List each distinct username that appears as a post heading in the forum thread about Raj below, along with the date shown in parentheses next to it.

PASSAGE TO READ:
------------------------------------------------------------------------

I really don't like what they're doing to Raj. I don't really find the gay but not gay jokes funny - at least in the long term. It seems the writers can't figure out what to do with him either. They realized that "can't talk" bit got old. They can't find him a girlfriend because another major character at this point would throw off the balance of the show.

If they dropped him from the show, the show wouldn't really suffer at this point.


----------



## Bierboy (Jun 12, 2004)

Turtleboy said:


> I really don't like what they're doing to Raj. I don't really find the gay but not gay jokes funny - at least in the long term. It seems the writers can't figure out what to do with him either. They realized that "can't talk" bit got old. They can't find him a girlfriend because another major character at this point would throw off the balance of the show.
> 
> If they dropped him from the show, the show wouldn't really suffer at this point.


He's always been my least favorite character, even to the point of really disliking him a couple seasons ago. To their credit, they've made him a bit more likeable, but I still would not miss him either...


----------



## hummingbird_206 (Aug 23, 2007)

I think that this point in the characters lives is pretty true to life. I remember times when in my group of close friends all were coupled up except for 1 person. It was always tough for that 1 person to keep doing things with the couples. I've been there, and I appreciate that they are keeping Raj around even though he no longer really fits in. Plus, I like the character and the actor. YMMV.


----------



## Turtleboy (Mar 24, 2001)

hummingbird_206 said:


> I think that this point in the characters lives is pretty true to life. I remember times when in my group of close friends all were coupled up except for 1 person. It was always tough for that 1 person to keep doing things with the couples. I've been there, and I appreciate that they are keeping Raj around even though he no longer really fits in. Plus, I like the character and the actor. YMMV.


I like him too. I think the writers are having a tough time trying to figure out what to do with him. And I suspect that the producers don't want to find him a long term girlfriend because they don't want to have to pay another full time actor. And again, it would upset the balance of the show.


----------



## hummingbird_206 (Aug 23, 2007)

Turtleboy said:


> I like him too. I think the writers are having a tough time trying to figure out what to do with him. And I suspect that the producers don't want to find him a long term girlfriend because they don't want to have to pay another full time actor. And again, it would upset the balance of the show.

------------------------------------------------------------------------

[Extracted records]
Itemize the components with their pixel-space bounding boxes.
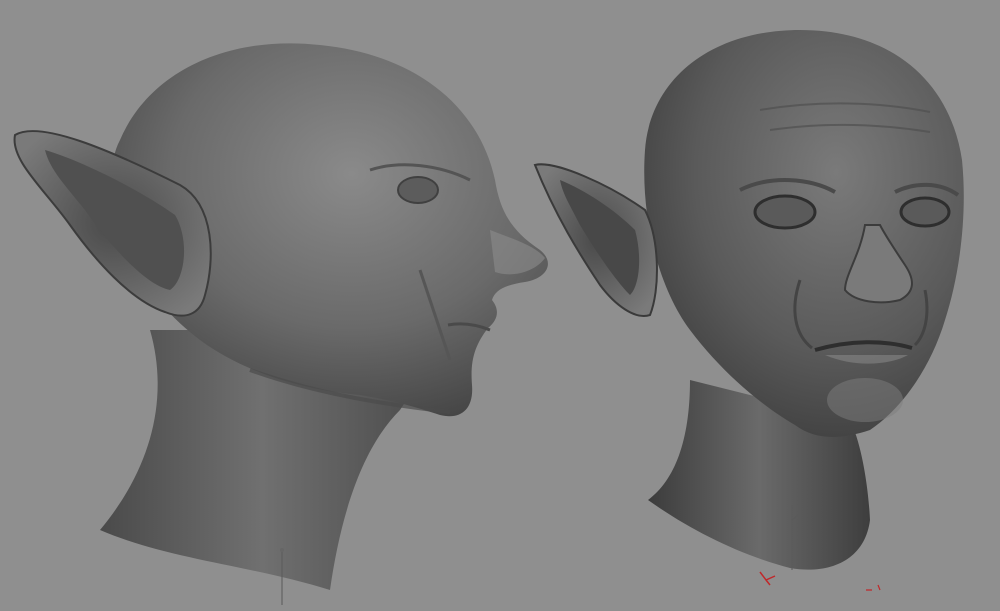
tq-eye-right — [899, 196, 951, 228]
elf-bust-three-quarter-view[interactable] — [533, 30, 964, 570]
gizmo-right-x-axis — [759, 571, 776, 586]
tq-eye-left — [753, 194, 817, 230]
tq-head — [644, 30, 964, 437]
gizmo-right-x-tick — [866, 584, 881, 591]
gizmo-left-origin — [280, 548, 284, 552]
tq-chin — [827, 378, 903, 422]
side-eye — [397, 176, 439, 204]
3d-viewport[interactable] — [0, 0, 1000, 611]
elf-bust-side-view[interactable] — [13, 43, 548, 590]
viewport-canvas[interactable] — [0, 0, 1000, 611]
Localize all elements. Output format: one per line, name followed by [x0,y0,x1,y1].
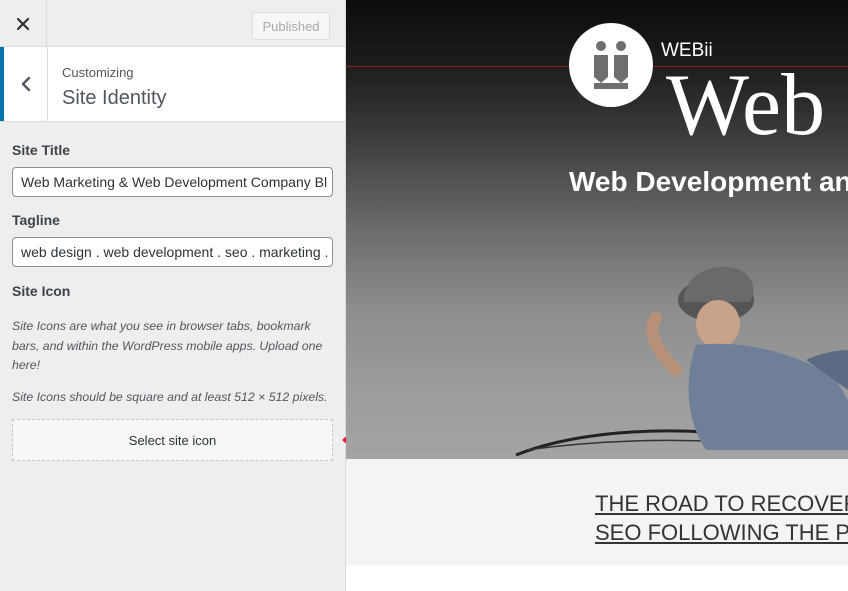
customizer-sidebar: Published Customizing Site Identity Site… [0,0,346,591]
tagline-label: Tagline [12,212,60,228]
breadcrumb: Customizing [62,65,134,80]
site-icon-description: Site Icons are what you see in browser t… [12,319,323,372]
section-title: Site Identity [62,87,167,109]
customizer-topbar: Published [0,0,345,47]
post-title-link[interactable]: THE ROAD TO RECOVER SEO FOLLOWING THE P [595,489,848,547]
hero-tagline: Web Development an [569,166,848,197]
site-icon-size-hint: Site Icons should be square and at least… [12,390,328,404]
hero-banner: WEBii Web I Web Development an [346,0,848,459]
select-site-icon-button[interactable]: Select site icon [12,419,333,461]
back-button[interactable] [0,47,48,121]
tagline-input[interactable]: web design . web development . seo . mar… [12,237,333,267]
publish-button[interactable]: Published [252,12,330,40]
hero-photo-woman [515,266,848,457]
site-title-label: Site Title [12,142,71,158]
close-button[interactable] [0,0,47,47]
site-title-heading[interactable]: Web I [666,62,848,150]
site-icon-label: Site Icon [12,283,71,299]
section-header: Customizing Site Identity [0,47,345,122]
site-logo[interactable] [569,23,653,107]
site-title-input[interactable]: Web Marketing & Web Development Company … [12,167,333,197]
webii-logo-icon [594,41,628,89]
close-icon [16,17,30,30]
site-preview: WEBii Web I Web Development an THE ROAD … [346,0,848,591]
chevron-left-icon [21,76,30,92]
post-title-line-1: THE ROAD TO RECOVER [595,491,848,516]
post-title-line-2: SEO FOLLOWING THE P [595,520,848,545]
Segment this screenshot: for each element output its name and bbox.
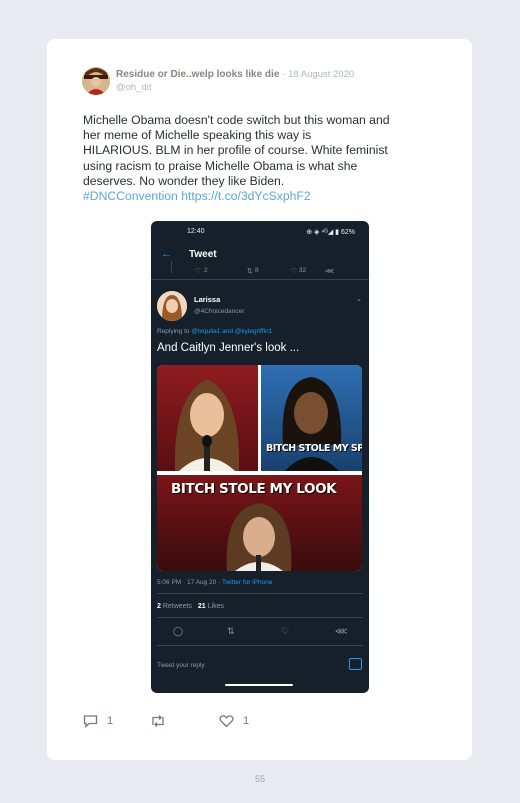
home-indicator	[225, 684, 293, 686]
replying-to: Replying to @txquila1 and @kylegriffin1	[157, 328, 272, 335]
meme-panel-bottom: BITCH STOLE MY LOOK	[157, 475, 362, 571]
replying-handles: @txquila1 and @kylegriffin1	[191, 328, 273, 335]
comment-icon	[83, 715, 98, 728]
hashtag-link[interactable]: #DNCConvention	[83, 189, 178, 203]
page-number: 55	[254, 774, 265, 784]
tweet-navbar: ← Tweet	[151, 245, 369, 269]
retweets-label: Retweets	[162, 603, 193, 610]
status-icons: ⊕ ◈ ⁴ᴳ◢ ▮ 62%	[306, 229, 355, 236]
prev-like-icon: ♡	[291, 268, 297, 275]
retweet-icon: ⇅	[227, 626, 235, 636]
heart-icon	[219, 715, 234, 728]
author-name[interactable]: Residue or Die..welp looks like die	[116, 69, 279, 80]
prev-count: 2	[204, 267, 208, 274]
embedded-author-name: Larissa	[194, 295, 221, 304]
share-icon: ⋘	[335, 626, 348, 636]
meme-caption-top: BITCH STOLE MY SPEECH	[266, 443, 362, 454]
previous-tweet-counts: ♡ 2 ⇅ 8 ♡ 32 ⋘	[171, 267, 351, 277]
embedded-screenshot: 12:40 ⊕ ◈ ⁴ᴳ◢ ▮ 62% ← Tweet ♡ 2 ⇅ 8 ♡ 32…	[151, 221, 369, 693]
prev-count: 8	[255, 267, 259, 274]
reply-icon: ◯	[173, 626, 184, 636]
prev-count: 32	[299, 267, 307, 274]
like-count: 1	[243, 715, 250, 727]
divider	[157, 617, 363, 618]
like-action[interactable]: 1	[219, 714, 249, 728]
retweet-action[interactable]	[150, 714, 166, 728]
likes-label: Likes	[207, 603, 224, 610]
retweet-icon	[152, 715, 164, 727]
reply-count: 1	[107, 715, 114, 727]
prev-share-icon: ⋘	[325, 268, 335, 275]
divider	[157, 593, 363, 594]
nav-title: Tweet	[189, 249, 217, 260]
separator-dot: ·	[282, 69, 286, 80]
post-text-line: HILARIOUS. BLM in her profile of course.…	[83, 143, 388, 158]
status-bar: 12:40 ⊕ ◈ ⁴ᴳ◢ ▮ 62%	[151, 221, 369, 243]
status-time: 12:40	[187, 228, 205, 235]
divider	[157, 645, 363, 646]
post-card: Residue or Die..welp looks like die · 18…	[47, 39, 472, 760]
embedded-author-handle: @4Choicedancer	[194, 308, 245, 315]
post-text-line: using racism to praise Michelle Obama is…	[83, 158, 358, 173]
reply-box: Tweet your reply	[157, 662, 205, 669]
prev-reply-icon: ♡	[195, 268, 201, 275]
like-count: 21	[197, 603, 206, 610]
tweet-stats: 2 Retweets 21 Likes	[157, 603, 224, 610]
camera-icon	[349, 658, 362, 670]
retweet-count: 2	[157, 603, 161, 610]
post-date[interactable]: 18 August 2020	[288, 69, 354, 80]
divider	[151, 279, 369, 280]
back-arrow-icon: ←	[161, 248, 172, 260]
post-text-line: Michelle Obama doesn't code switch but t…	[83, 113, 390, 127]
embedded-tweet-text: And Caitlyn Jenner's look ...	[157, 342, 300, 354]
post-header: Residue or Die..welp looks like die · 18…	[116, 69, 354, 80]
meme-image: BITCH STOLE MY SPEECH BITCH STOLE MY LOO…	[157, 365, 362, 571]
url-link[interactable]: https://t.co/3dYcSxphF2	[181, 189, 310, 203]
heart-icon: ♡	[281, 626, 290, 636]
meme-caption-bottom: BITCH STOLE MY LOOK	[171, 481, 337, 497]
reply-action[interactable]: 1	[83, 714, 113, 728]
post-text: Michelle Obama doesn't code switch but t…	[83, 113, 433, 204]
prev-retweet-icon: ⇅	[247, 268, 253, 275]
author-handle[interactable]: @oh_dit	[116, 82, 152, 93]
larissa-avatar	[157, 291, 187, 321]
chevron-down-icon: ⌄	[356, 296, 362, 303]
meme-panel-right: BITCH STOLE MY SPEECH	[261, 365, 362, 471]
replying-prefix: Replying to	[157, 328, 190, 335]
author-avatar[interactable]	[82, 67, 110, 95]
tweet-source: Twitter for iPhone	[221, 579, 273, 586]
post-text-line: deserves. No wonder they like Biden.	[83, 173, 285, 188]
post-text-line: her meme of Michelle speaking this way i…	[83, 128, 312, 143]
meme-panel-left	[157, 365, 258, 471]
timestamp-text: 5:06 PM · 17 Aug 20 ·	[157, 579, 221, 586]
tweet-timestamp: 5:06 PM · 17 Aug 20 · Twitter for iPhone	[157, 579, 273, 586]
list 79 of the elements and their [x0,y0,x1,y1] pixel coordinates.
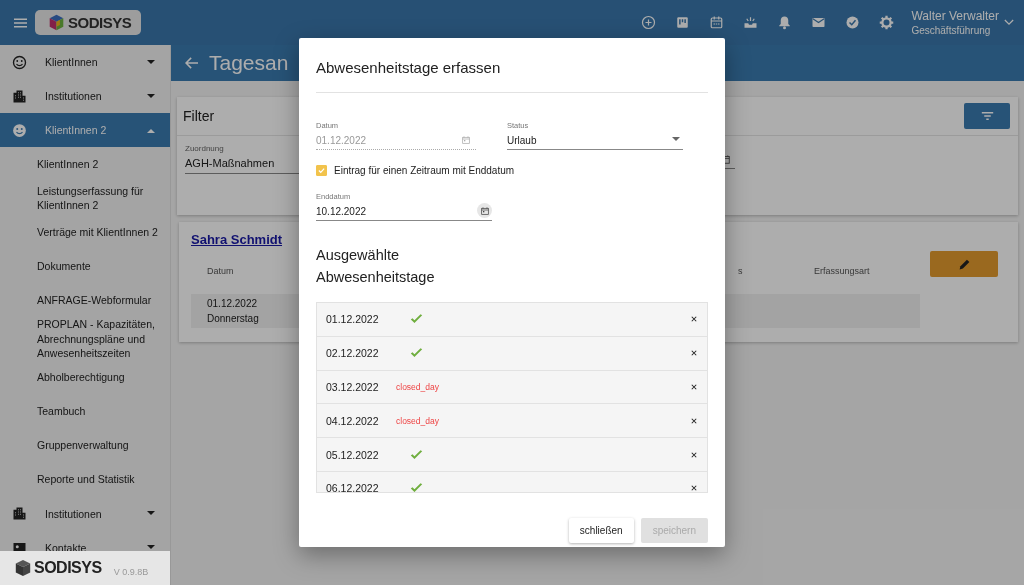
column-header: s [738,266,744,276]
sidebar-subitem[interactable]: Abholberechtigung [0,360,170,395]
dropdown-arrow-icon [672,137,680,141]
check-icon [410,314,423,325]
sidebar-item[interactable]: KlientInnen [0,45,170,79]
bell-icon[interactable] [776,15,792,30]
pencil-icon [957,257,971,271]
logo[interactable]: SODISYS [35,10,142,35]
check-circle-icon[interactable] [844,15,860,30]
calendar-icon [462,136,470,144]
table-cell-text: 01.12.2022 Donnerstag [207,297,259,326]
dialog-title: Abwesenheitstage erfassen [316,59,502,76]
status-text: closed_day [396,415,439,426]
status-text: closed_day [396,382,439,392]
calendar-button[interactable] [477,203,492,218]
sidebar-subitem[interactable]: Reporte und Statistik [0,462,170,497]
day-date: 06.12.2022 [326,482,380,492]
sidebar-subitem[interactable]: Teambuch [0,394,170,429]
calendar-icon [480,206,489,215]
settings-icon[interactable] [878,15,894,30]
close-icon[interactable] [691,316,697,323]
close-icon[interactable] [691,384,697,390]
sidebar-subitem[interactable]: Verträge mit KlientInnen 2 [0,215,170,249]
footer-logo: SODISYS [34,559,102,577]
sidebar-subitem[interactable]: ANFRAGE-Webformular [0,283,170,317]
chevron-down-icon[interactable] [1004,19,1014,26]
day-date: 02.12.2022 [326,347,380,360]
sidebar-item[interactable]: Institutionen [0,496,170,531]
contact-card-icon [12,540,27,551]
sidebar-subitem[interactable]: PROPLAN - Kapazitäten, Abrechnungspläne und Anwesenheitszeiten [0,317,170,361]
check-icon [410,449,423,460]
user-role: Geschäftsführung [911,25,992,36]
back-arrow-icon[interactable] [185,57,199,69]
column-header: Erfassungsart [814,266,870,276]
caret-icon [147,93,155,99]
dialog-button[interactable]: schließen [568,518,634,543]
smiley-icon [12,54,27,70]
sidebar-subitem[interactable]: Gruppenverwaltung [0,428,170,463]
caret-icon [147,511,155,516]
checkbox[interactable] [316,165,327,176]
sidebar-subitem[interactable]: Dokumente [0,249,170,283]
edit-button[interactable] [930,251,998,277]
logo-text: SODISYS [68,14,132,31]
menu-icon[interactable] [14,17,27,28]
check-icon [410,348,423,359]
cube-icon [48,14,65,31]
client-name-link[interactable]: Sahra Schmidt [191,232,283,247]
mail-icon[interactable] [810,15,826,30]
day-date: 05.12.2022 [326,448,380,461]
close-icon[interactable] [691,350,697,357]
sidebar-item[interactable]: KlientInnen 2 [0,113,170,147]
close-icon[interactable] [691,451,697,458]
sidebar-subitem[interactable]: KlientInnen 2 [0,147,170,181]
day-date: 01.12.2022 [326,313,380,326]
check-icon [410,483,423,492]
column-header: Datum [207,266,235,276]
version-text: V 0.9.8B [113,567,149,577]
cube-icon [14,559,32,577]
building-icon [12,506,27,521]
caret-icon [147,127,155,133]
inbox-icon[interactable] [742,15,758,30]
close-icon[interactable] [691,417,697,424]
filter-button[interactable] [964,103,1010,129]
sidebar-item[interactable]: Institutionen [0,79,170,113]
smiley-icon [12,122,27,138]
add-icon[interactable] [640,15,656,30]
sidebar-subitem[interactable]: Leistungserfassung für KlientInnen 2 [0,181,170,215]
close-icon[interactable] [691,485,697,492]
section-heading: Ausgewählte Abwesenheitstage [316,246,436,287]
filter-icon [980,111,994,121]
sidebar-item[interactable]: Kontakte [0,530,170,551]
page-title: Tagesan [209,51,289,75]
filter-title: Filter [183,108,215,124]
user-name[interactable]: Walter Verwalter [911,9,999,23]
board-icon[interactable] [674,15,690,30]
calendar-icon[interactable] [708,15,724,30]
caret-icon [147,59,155,65]
building-icon [12,88,27,104]
checkbox-label[interactable]: Eintrag für einen Zeitraum mit Enddatum [334,165,515,176]
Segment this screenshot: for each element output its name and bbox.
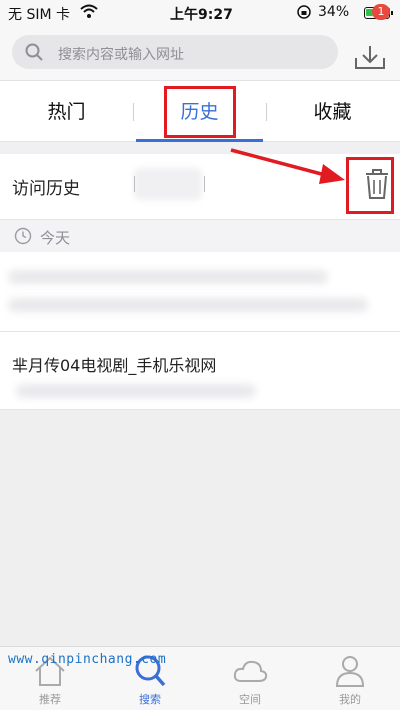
empty-content-area <box>0 410 400 646</box>
status-bar: 无 SIM 卡 上午9:27 34% <box>0 0 400 26</box>
history-title: 访问历史 <box>12 179 80 199</box>
nav-label: 推荐 <box>39 693 61 706</box>
battery-percent: 34% <box>318 4 350 20</box>
date-group-header: 今天 <box>0 220 400 252</box>
download-icon[interactable] <box>350 32 390 74</box>
tab-favorites[interactable]: 收藏 <box>266 81 399 143</box>
annotation-box-trash <box>346 157 394 214</box>
wifi-icon <box>80 4 98 18</box>
blurred-region <box>134 168 202 200</box>
history-item[interactable]: 芈月传04电视剧_手机乐视网 <box>0 332 400 410</box>
annotation-box-history-tab <box>164 86 236 138</box>
search-icon <box>25 43 43 61</box>
status-time: 上午9:27 <box>170 7 233 23</box>
tab-hot[interactable]: 热门 <box>0 81 133 143</box>
nav-label: 我的 <box>339 693 361 706</box>
divider <box>134 176 135 192</box>
divider <box>204 176 205 192</box>
clock-icon <box>14 227 32 245</box>
rotation-lock-icon <box>297 5 311 19</box>
date-label: 今天 <box>40 229 71 247</box>
nav-item-mine[interactable]: 我的 <box>300 647 400 710</box>
nav-label: 空间 <box>239 693 261 706</box>
nav-item-space[interactable]: 空间 <box>200 647 300 710</box>
search-header: 搜索内容或输入网址 <box>0 26 400 80</box>
watermark-text: www.qinpinchang.com <box>8 652 167 667</box>
search-input[interactable]: 搜索内容或输入网址 <box>12 35 338 69</box>
cloud-icon <box>233 660 268 682</box>
history-item-title: 芈月传04电视剧_手机乐视网 <box>12 356 217 375</box>
annotation-arrow-icon <box>230 148 345 184</box>
blurred-url <box>16 384 256 398</box>
history-item[interactable] <box>0 252 400 332</box>
carrier-label: 无 SIM 卡 <box>8 7 70 23</box>
blurred-text <box>8 270 328 284</box>
nav-label: 搜索 <box>139 693 161 706</box>
blurred-text <box>8 298 368 312</box>
search-placeholder: 搜索内容或输入网址 <box>58 47 184 63</box>
download-badge: 1 <box>372 4 390 20</box>
user-icon <box>335 656 365 687</box>
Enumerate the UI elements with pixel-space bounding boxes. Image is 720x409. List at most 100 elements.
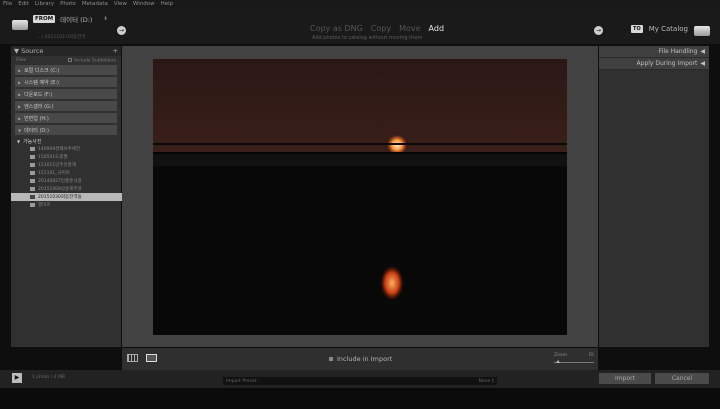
mode-description: Add photos to catalog without moving the… [312, 35, 423, 41]
menu-edit[interactable]: Edit [18, 1, 29, 7]
source-title: Source [21, 47, 44, 55]
zoom-slider[interactable] [554, 362, 594, 363]
checkbox-icon[interactable] [329, 357, 333, 361]
collapse-triangle-icon[interactable]: ▼ [17, 139, 20, 144]
mode-copy[interactable]: Copy [371, 24, 391, 33]
expand-triangle-icon[interactable]: ▶ [18, 92, 21, 97]
folder-icon [30, 171, 35, 175]
apply-during-import-label: Apply During Import [636, 60, 698, 67]
catalog-drive-icon [694, 26, 710, 36]
expand-triangle-icon[interactable]: ▶ [18, 116, 21, 121]
drive-label: 엔스갤러 (G:) [24, 103, 54, 110]
to-badge: TO [631, 25, 643, 33]
arrow-right-icon: → [594, 26, 603, 35]
menu-view[interactable]: View [114, 1, 127, 7]
expand-triangle-icon[interactable]: ▶ [18, 104, 21, 109]
folder-label: 151101_국미아 [38, 171, 70, 176]
files-label: Files [16, 58, 26, 63]
folder-root[interactable]: ▼ 가능사진 [11, 137, 121, 145]
photo-preview[interactable] [153, 59, 567, 335]
folder-label: 20151009삼송계주골 [38, 187, 82, 192]
arrow-right-icon: → [117, 26, 126, 35]
options-panel: File Handling ◀ Apply During Import ◀ [599, 46, 709, 347]
folder-label: 140909경례보추에전 [38, 147, 81, 152]
zoom-label: Zoom [554, 353, 567, 358]
menu-photo[interactable]: Photo [60, 1, 76, 7]
include-in-import-toggle[interactable]: Include in Import [329, 355, 392, 363]
expand-triangle-icon[interactable]: ▶ [18, 68, 21, 73]
folder-item[interactable]: 151101_국미아 [11, 169, 121, 177]
folder-item[interactable]: 열미즈 [11, 201, 121, 209]
drive-label: 반변업 (H:) [24, 115, 49, 122]
from-source[interactable]: 데이터 (D:) [60, 14, 92, 24]
menu-help[interactable]: Help [161, 1, 174, 7]
sunset-photo [153, 59, 567, 335]
apply-during-import-section[interactable]: Apply During Import ◀ [599, 58, 709, 70]
drive-item[interactable]: ▼ 데이터 (D:) [15, 125, 117, 135]
import-preset-selector[interactable]: Import Preset : None ‡ [223, 377, 497, 385]
checkbox-icon[interactable] [68, 57, 73, 62]
loupe-view-icon[interactable] [146, 354, 157, 362]
to-section[interactable]: TO My Catalog [631, 24, 710, 36]
collapse-triangle-icon: ◀ [700, 48, 705, 55]
drive-label: 다운로드 (F:) [24, 91, 53, 98]
photo-count: 1 photo / 4 MB [32, 375, 65, 380]
play-icon[interactable]: ▶ [12, 373, 22, 383]
folder-item[interactable]: 20140827인홍준식랑 [11, 177, 121, 185]
source-dropdown-icon[interactable]: ⬍ [103, 16, 107, 22]
from-badge: FROM [33, 15, 56, 23]
catalog-name: My Catalog [648, 25, 688, 33]
folder-item[interactable]: 20151009삼송계주골 [11, 185, 121, 193]
folder-label: 가능사진 [23, 138, 42, 145]
folder-icon [30, 195, 35, 199]
mode-add[interactable]: Add [429, 24, 445, 33]
folder-icon [30, 203, 35, 207]
drive-item[interactable]: ▶ 다운로드 (F:) [15, 89, 117, 99]
import-button[interactable]: Import [599, 373, 651, 384]
zoom-slider-handle[interactable] [556, 360, 560, 363]
folder-item[interactable]: 151011인주유홍계 [11, 161, 121, 169]
drive-item[interactable]: ▶ 엔스갤러 (G:) [15, 101, 117, 111]
add-source-button[interactable]: + [113, 47, 118, 55]
import-preset-label: Import Preset : [226, 378, 260, 384]
include-subfolders-label: Include Subfolders [74, 58, 116, 64]
import-modes: Copy as DNG Copy Move Add [310, 24, 444, 33]
drive-icon [12, 20, 28, 30]
mode-move[interactable]: Move [399, 24, 420, 33]
import-header: FROM 데이터 (D:) ⬍ ... \ 2015103 0회동전역 ... … [0, 8, 720, 44]
folder-item[interactable]: 150501도봉월 [11, 153, 121, 161]
expand-triangle-icon[interactable]: ▶ [18, 80, 21, 85]
include-subfolders-toggle[interactable]: Include Subfolders [68, 57, 116, 64]
menu-window[interactable]: Window [133, 1, 155, 7]
grid-view-icon[interactable] [127, 354, 138, 362]
menu-metadata[interactable]: Metadata [82, 1, 108, 7]
include-in-import-label: Include in Import [337, 355, 393, 363]
folder-icon [30, 163, 35, 167]
folder-icon [30, 179, 35, 183]
menu-file[interactable]: File [3, 1, 12, 7]
source-header[interactable]: ▼ Source + [11, 46, 121, 56]
folder-icon [30, 147, 35, 151]
mode-copy-as-dng[interactable]: Copy as DNG [310, 24, 363, 33]
folder-label: 150501도봉월 [38, 155, 68, 160]
file-handling-section[interactable]: File Handling ◀ [599, 46, 709, 58]
drive-item[interactable]: ▶ 반변업 (H:) [15, 113, 117, 123]
drive-item[interactable]: ▶ 로컬 디스크 (C:) [15, 65, 117, 75]
drive-label: 시스템 예약 (E:) [24, 79, 60, 86]
files-row: Files Include Subfolders [11, 56, 121, 65]
menu-library[interactable]: Library [35, 1, 54, 7]
folder-label: 열미즈 [38, 203, 51, 208]
cancel-button[interactable]: Cancel [655, 373, 709, 384]
bottom-strip [0, 388, 720, 409]
from-path: ... \ 2015103 0회동전역 ... [36, 35, 92, 40]
preview-area [122, 46, 598, 347]
menu-bar: File Edit Library Photo Metadata View Wi… [0, 0, 720, 8]
preview-toolbar: Include in Import Zoom Fit [122, 348, 598, 370]
folder-item-selected[interactable]: 20151030회동전역들 [11, 193, 125, 201]
file-handling-label: File Handling [658, 48, 698, 55]
folder-item[interactable]: 140909경례보추에전 [11, 145, 121, 153]
drive-label: 데이터 (D:) [24, 127, 49, 134]
from-section[interactable]: FROM 데이터 (D:) ⬍ [12, 14, 108, 30]
collapse-triangle-icon[interactable]: ▼ [18, 128, 21, 133]
drive-item[interactable]: ▶ 시스템 예약 (E:) [15, 77, 117, 87]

------------------------------------------------------------------------

EXERCISE OUTPUT:
- Bierboy (Jun 12, 2004)
- hummingbird_206 (Aug 23, 2007)
- Turtleboy (Mar 24, 2001)